===== Source records

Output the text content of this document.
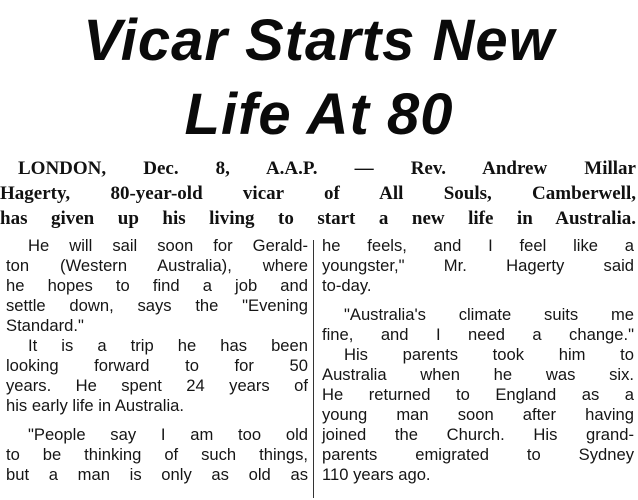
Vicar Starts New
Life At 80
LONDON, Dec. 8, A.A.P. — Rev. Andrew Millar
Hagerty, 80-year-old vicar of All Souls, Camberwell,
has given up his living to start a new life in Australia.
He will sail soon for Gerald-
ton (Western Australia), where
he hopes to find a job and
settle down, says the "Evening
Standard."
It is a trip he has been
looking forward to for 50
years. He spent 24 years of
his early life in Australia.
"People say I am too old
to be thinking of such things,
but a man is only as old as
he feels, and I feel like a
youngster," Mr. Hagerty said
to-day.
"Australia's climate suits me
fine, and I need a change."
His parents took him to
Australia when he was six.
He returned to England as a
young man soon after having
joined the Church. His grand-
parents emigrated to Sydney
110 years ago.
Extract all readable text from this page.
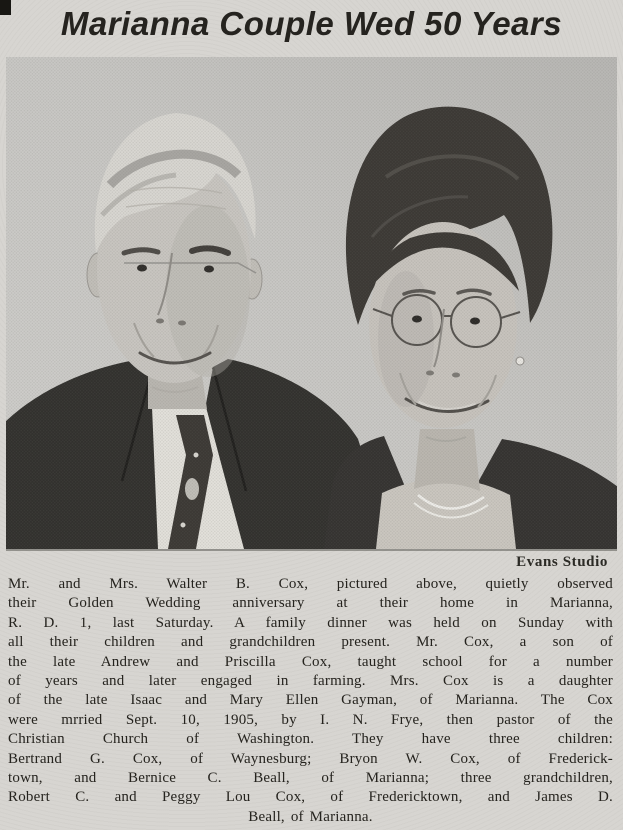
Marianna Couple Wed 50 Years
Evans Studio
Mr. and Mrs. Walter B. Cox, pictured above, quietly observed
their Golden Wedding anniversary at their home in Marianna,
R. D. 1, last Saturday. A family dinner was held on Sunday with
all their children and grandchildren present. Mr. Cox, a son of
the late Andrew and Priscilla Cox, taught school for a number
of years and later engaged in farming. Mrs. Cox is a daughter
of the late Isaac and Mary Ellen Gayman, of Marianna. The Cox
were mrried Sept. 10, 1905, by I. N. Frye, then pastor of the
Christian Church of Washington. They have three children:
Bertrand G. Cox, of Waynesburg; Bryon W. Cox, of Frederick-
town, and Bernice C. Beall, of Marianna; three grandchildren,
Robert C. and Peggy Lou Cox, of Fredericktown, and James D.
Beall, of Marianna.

==========

What is asked:
Collect every line above that contains the word "grandchildren".

Task output:
all their children and grandchildren present. Mr. Cox, a son of
town, and Bernice C. Beall, of Marianna; three grandchildren,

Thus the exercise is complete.